=== Stated exercise ===
Of all the lines in the data below, how many contain "color"? Report that number alone.

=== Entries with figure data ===
**********

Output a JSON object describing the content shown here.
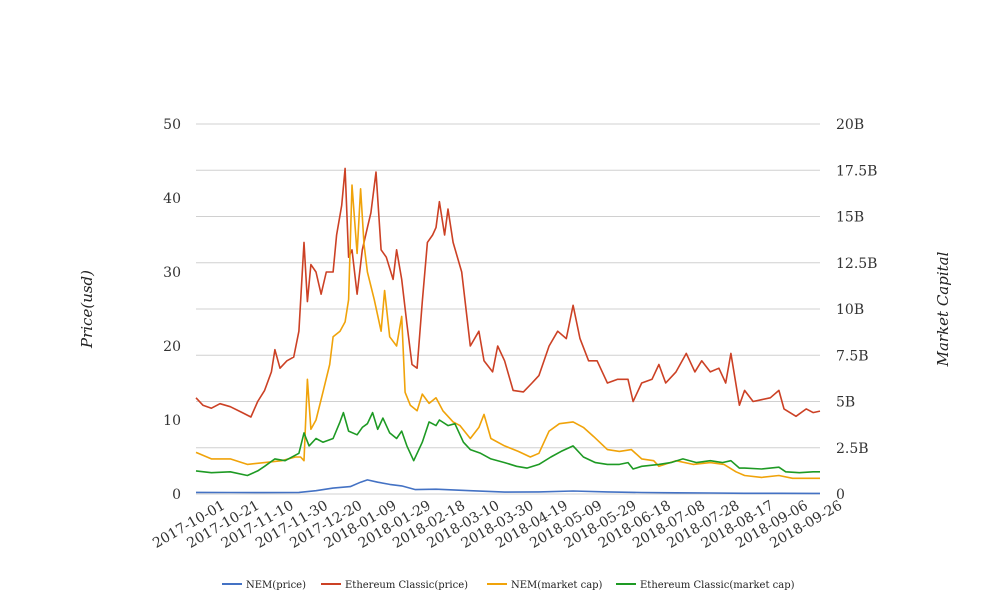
{
  "chart_data": {
    "type": "line",
    "title": "",
    "xlabel": "",
    "ylabel": "Price(usd)",
    "y2label": "Market Capital",
    "x_ticks": [
      "2017-10-01",
      "2017-10-21",
      "2017-11-10",
      "2017-11-30",
      "2017-12-20",
      "2018-01-09",
      "2018-01-29",
      "2018-02-18",
      "2018-03-10",
      "2018-03-30",
      "2018-04-19",
      "2018-05-09",
      "2018-05-29",
      "2018-06-18",
      "2018-07-08",
      "2018-07-28",
      "2018-08-17",
      "2018-09-06",
      "2018-09-26"
    ],
    "ylim": [
      0,
      50
    ],
    "y_ticks": [
      0,
      10,
      20,
      30,
      40,
      50
    ],
    "y2lim": [
      0,
      20
    ],
    "y2_ticks": [
      "0",
      "2.5B",
      "5B",
      "7.5B",
      "10B",
      "12.5B",
      "15B",
      "17.5B",
      "20B"
    ],
    "grid": "horizontal",
    "legend_position": "bottom",
    "x_start": "2017-10-01",
    "x_end": "2018-09-30",
    "series": [
      {
        "name": "NEM(price)",
        "axis": "left",
        "color": "#4472c4",
        "points": [
          [
            "2017-10-01",
            0.22
          ],
          [
            "2017-10-21",
            0.2
          ],
          [
            "2017-11-10",
            0.19
          ],
          [
            "2017-11-30",
            0.22
          ],
          [
            "2017-12-10",
            0.45
          ],
          [
            "2017-12-20",
            0.8
          ],
          [
            "2017-12-30",
            1.0
          ],
          [
            "2018-01-05",
            1.6
          ],
          [
            "2018-01-09",
            1.9
          ],
          [
            "2018-01-15",
            1.6
          ],
          [
            "2018-01-22",
            1.3
          ],
          [
            "2018-01-29",
            1.1
          ],
          [
            "2018-02-06",
            0.6
          ],
          [
            "2018-02-18",
            0.65
          ],
          [
            "2018-03-10",
            0.45
          ],
          [
            "2018-03-30",
            0.25
          ],
          [
            "2018-04-19",
            0.28
          ],
          [
            "2018-05-09",
            0.4
          ],
          [
            "2018-05-29",
            0.28
          ],
          [
            "2018-06-18",
            0.2
          ],
          [
            "2018-07-08",
            0.16
          ],
          [
            "2018-07-28",
            0.14
          ],
          [
            "2018-08-17",
            0.1
          ],
          [
            "2018-09-06",
            0.09
          ],
          [
            "2018-09-26",
            0.08
          ],
          [
            "2018-09-30",
            0.08
          ]
        ]
      },
      {
        "name": "Ethereum Classic(price)",
        "axis": "left",
        "color": "#cc4125",
        "points": [
          [
            "2017-10-01",
            13.0
          ],
          [
            "2017-10-05",
            12.0
          ],
          [
            "2017-10-10",
            11.6
          ],
          [
            "2017-10-15",
            12.2
          ],
          [
            "2017-10-21",
            11.8
          ],
          [
            "2017-10-28",
            11.0
          ],
          [
            "2017-11-02",
            10.4
          ],
          [
            "2017-11-06",
            12.5
          ],
          [
            "2017-11-10",
            14.0
          ],
          [
            "2017-11-14",
            16.5
          ],
          [
            "2017-11-16",
            19.5
          ],
          [
            "2017-11-19",
            17.0
          ],
          [
            "2017-11-23",
            18.0
          ],
          [
            "2017-11-27",
            18.5
          ],
          [
            "2017-11-30",
            22.0
          ],
          [
            "2017-12-03",
            34.0
          ],
          [
            "2017-12-05",
            26.0
          ],
          [
            "2017-12-07",
            31.0
          ],
          [
            "2017-12-10",
            30.0
          ],
          [
            "2017-12-13",
            27.0
          ],
          [
            "2017-12-16",
            30.0
          ],
          [
            "2017-12-20",
            30.0
          ],
          [
            "2017-12-22",
            35.0
          ],
          [
            "2017-12-25",
            39.0
          ],
          [
            "2017-12-27",
            44.0
          ],
          [
            "2017-12-29",
            32.0
          ],
          [
            "2017-12-31",
            33.0
          ],
          [
            "2018-01-03",
            27.0
          ],
          [
            "2018-01-06",
            33.0
          ],
          [
            "2018-01-09",
            36.0
          ],
          [
            "2018-01-11",
            38.0
          ],
          [
            "2018-01-14",
            43.5
          ],
          [
            "2018-01-17",
            33.0
          ],
          [
            "2018-01-20",
            32.0
          ],
          [
            "2018-01-24",
            29.0
          ],
          [
            "2018-01-26",
            33.0
          ],
          [
            "2018-01-29",
            29.0
          ],
          [
            "2018-02-01",
            23.0
          ],
          [
            "2018-02-04",
            17.5
          ],
          [
            "2018-02-07",
            17.0
          ],
          [
            "2018-02-10",
            26.0
          ],
          [
            "2018-02-13",
            34.0
          ],
          [
            "2018-02-16",
            35.0
          ],
          [
            "2018-02-18",
            36.0
          ],
          [
            "2018-02-20",
            39.5
          ],
          [
            "2018-02-23",
            35.0
          ],
          [
            "2018-02-25",
            38.5
          ],
          [
            "2018-02-28",
            34.0
          ],
          [
            "2018-03-05",
            30.0
          ],
          [
            "2018-03-10",
            20.0
          ],
          [
            "2018-03-15",
            22.0
          ],
          [
            "2018-03-18",
            18.0
          ],
          [
            "2018-03-23",
            16.5
          ],
          [
            "2018-03-26",
            20.0
          ],
          [
            "2018-03-30",
            18.0
          ],
          [
            "2018-04-04",
            14.0
          ],
          [
            "2018-04-10",
            13.8
          ],
          [
            "2018-04-15",
            15.0
          ],
          [
            "2018-04-19",
            16.0
          ],
          [
            "2018-04-25",
            20.0
          ],
          [
            "2018-04-30",
            22.0
          ],
          [
            "2018-05-05",
            21.0
          ],
          [
            "2018-05-09",
            25.5
          ],
          [
            "2018-05-13",
            21.0
          ],
          [
            "2018-05-18",
            18.0
          ],
          [
            "2018-05-23",
            18.0
          ],
          [
            "2018-05-29",
            15.0
          ],
          [
            "2018-06-04",
            15.5
          ],
          [
            "2018-06-10",
            15.5
          ],
          [
            "2018-06-13",
            12.5
          ],
          [
            "2018-06-18",
            15.0
          ],
          [
            "2018-06-24",
            15.5
          ],
          [
            "2018-06-28",
            17.5
          ],
          [
            "2018-07-02",
            15.0
          ],
          [
            "2018-07-08",
            16.5
          ],
          [
            "2018-07-14",
            19.0
          ],
          [
            "2018-07-19",
            16.5
          ],
          [
            "2018-07-23",
            18.0
          ],
          [
            "2018-07-28",
            16.5
          ],
          [
            "2018-08-02",
            17.0
          ],
          [
            "2018-08-06",
            15.0
          ],
          [
            "2018-08-09",
            19.0
          ],
          [
            "2018-08-14",
            12.0
          ],
          [
            "2018-08-17",
            14.0
          ],
          [
            "2018-08-22",
            12.5
          ],
          [
            "2018-09-01",
            13.0
          ],
          [
            "2018-09-06",
            14.0
          ],
          [
            "2018-09-09",
            11.5
          ],
          [
            "2018-09-16",
            10.5
          ],
          [
            "2018-09-22",
            11.5
          ],
          [
            "2018-09-26",
            11.0
          ],
          [
            "2018-09-30",
            11.2
          ]
        ]
      },
      {
        "name": "NEM(market cap)",
        "axis": "right",
        "color": "#f0a30a",
        "points": [
          [
            "2017-10-01",
            2.25
          ],
          [
            "2017-10-10",
            1.9
          ],
          [
            "2017-10-21",
            1.9
          ],
          [
            "2017-10-31",
            1.6
          ],
          [
            "2017-11-10",
            1.7
          ],
          [
            "2017-11-20",
            1.8
          ],
          [
            "2017-11-28",
            2.0
          ],
          [
            "2017-12-01",
            2.0
          ],
          [
            "2017-12-03",
            1.8
          ],
          [
            "2017-12-05",
            6.2
          ],
          [
            "2017-12-07",
            3.5
          ],
          [
            "2017-12-10",
            4.0
          ],
          [
            "2017-12-14",
            5.5
          ],
          [
            "2017-12-18",
            7.0
          ],
          [
            "2017-12-20",
            8.5
          ],
          [
            "2017-12-24",
            8.8
          ],
          [
            "2017-12-27",
            9.3
          ],
          [
            "2017-12-29",
            10.5
          ],
          [
            "2017-12-31",
            16.7
          ],
          [
            "2018-01-03",
            13.0
          ],
          [
            "2018-01-05",
            16.5
          ],
          [
            "2018-01-07",
            13.5
          ],
          [
            "2018-01-09",
            12.0
          ],
          [
            "2018-01-13",
            10.5
          ],
          [
            "2018-01-17",
            8.8
          ],
          [
            "2018-01-19",
            11.0
          ],
          [
            "2018-01-22",
            8.5
          ],
          [
            "2018-01-26",
            8.0
          ],
          [
            "2018-01-29",
            9.6
          ],
          [
            "2018-01-31",
            5.5
          ],
          [
            "2018-02-03",
            4.8
          ],
          [
            "2018-02-07",
            4.5
          ],
          [
            "2018-02-10",
            5.4
          ],
          [
            "2018-02-14",
            4.9
          ],
          [
            "2018-02-18",
            5.2
          ],
          [
            "2018-02-22",
            4.5
          ],
          [
            "2018-02-28",
            3.9
          ],
          [
            "2018-03-04",
            3.7
          ],
          [
            "2018-03-10",
            3.0
          ],
          [
            "2018-03-15",
            3.6
          ],
          [
            "2018-03-18",
            4.3
          ],
          [
            "2018-03-22",
            3.0
          ],
          [
            "2018-03-30",
            2.6
          ],
          [
            "2018-04-07",
            2.3
          ],
          [
            "2018-04-14",
            2.0
          ],
          [
            "2018-04-19",
            2.2
          ],
          [
            "2018-04-25",
            3.4
          ],
          [
            "2018-05-01",
            3.8
          ],
          [
            "2018-05-09",
            3.9
          ],
          [
            "2018-05-15",
            3.6
          ],
          [
            "2018-05-21",
            3.1
          ],
          [
            "2018-05-29",
            2.4
          ],
          [
            "2018-06-05",
            2.3
          ],
          [
            "2018-06-12",
            2.4
          ],
          [
            "2018-06-18",
            1.9
          ],
          [
            "2018-06-25",
            1.8
          ],
          [
            "2018-06-28",
            1.5
          ],
          [
            "2018-07-08",
            1.8
          ],
          [
            "2018-07-18",
            1.6
          ],
          [
            "2018-07-28",
            1.7
          ],
          [
            "2018-08-05",
            1.6
          ],
          [
            "2018-08-12",
            1.2
          ],
          [
            "2018-08-17",
            1.0
          ],
          [
            "2018-08-27",
            0.9
          ],
          [
            "2018-09-06",
            1.0
          ],
          [
            "2018-09-14",
            0.85
          ],
          [
            "2018-09-26",
            0.85
          ],
          [
            "2018-09-30",
            0.85
          ]
        ]
      },
      {
        "name": "Ethereum Classic(market cap)",
        "axis": "right",
        "color": "#1e9a24",
        "points": [
          [
            "2017-10-01",
            1.25
          ],
          [
            "2017-10-10",
            1.15
          ],
          [
            "2017-10-21",
            1.2
          ],
          [
            "2017-10-31",
            1.0
          ],
          [
            "2017-11-06",
            1.25
          ],
          [
            "2017-11-10",
            1.5
          ],
          [
            "2017-11-16",
            1.9
          ],
          [
            "2017-11-22",
            1.8
          ],
          [
            "2017-11-30",
            2.2
          ],
          [
            "2017-12-03",
            3.3
          ],
          [
            "2017-12-06",
            2.6
          ],
          [
            "2017-12-10",
            3.0
          ],
          [
            "2017-12-14",
            2.8
          ],
          [
            "2017-12-20",
            3.0
          ],
          [
            "2017-12-24",
            3.9
          ],
          [
            "2017-12-26",
            4.4
          ],
          [
            "2017-12-29",
            3.4
          ],
          [
            "2018-01-03",
            3.2
          ],
          [
            "2018-01-06",
            3.6
          ],
          [
            "2018-01-09",
            3.8
          ],
          [
            "2018-01-12",
            4.4
          ],
          [
            "2018-01-15",
            3.5
          ],
          [
            "2018-01-18",
            4.1
          ],
          [
            "2018-01-22",
            3.3
          ],
          [
            "2018-01-26",
            3.0
          ],
          [
            "2018-01-29",
            3.4
          ],
          [
            "2018-02-01",
            2.6
          ],
          [
            "2018-02-05",
            1.8
          ],
          [
            "2018-02-10",
            2.8
          ],
          [
            "2018-02-14",
            3.9
          ],
          [
            "2018-02-18",
            3.7
          ],
          [
            "2018-02-20",
            4.0
          ],
          [
            "2018-02-25",
            3.7
          ],
          [
            "2018-03-01",
            3.8
          ],
          [
            "2018-03-06",
            2.8
          ],
          [
            "2018-03-10",
            2.4
          ],
          [
            "2018-03-16",
            2.2
          ],
          [
            "2018-03-22",
            1.9
          ],
          [
            "2018-03-30",
            1.7
          ],
          [
            "2018-04-06",
            1.5
          ],
          [
            "2018-04-12",
            1.4
          ],
          [
            "2018-04-19",
            1.6
          ],
          [
            "2018-04-26",
            2.0
          ],
          [
            "2018-05-02",
            2.3
          ],
          [
            "2018-05-09",
            2.6
          ],
          [
            "2018-05-15",
            2.0
          ],
          [
            "2018-05-22",
            1.7
          ],
          [
            "2018-05-29",
            1.6
          ],
          [
            "2018-06-05",
            1.6
          ],
          [
            "2018-06-10",
            1.7
          ],
          [
            "2018-06-13",
            1.35
          ],
          [
            "2018-06-18",
            1.5
          ],
          [
            "2018-06-28",
            1.6
          ],
          [
            "2018-07-05",
            1.7
          ],
          [
            "2018-07-12",
            1.9
          ],
          [
            "2018-07-20",
            1.7
          ],
          [
            "2018-07-28",
            1.8
          ],
          [
            "2018-08-04",
            1.7
          ],
          [
            "2018-08-09",
            1.8
          ],
          [
            "2018-08-14",
            1.4
          ],
          [
            "2018-08-17",
            1.4
          ],
          [
            "2018-08-27",
            1.35
          ],
          [
            "2018-09-06",
            1.45
          ],
          [
            "2018-09-10",
            1.2
          ],
          [
            "2018-09-18",
            1.15
          ],
          [
            "2018-09-26",
            1.2
          ],
          [
            "2018-09-30",
            1.2
          ]
        ]
      }
    ]
  }
}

**********

=== Expected output ===
4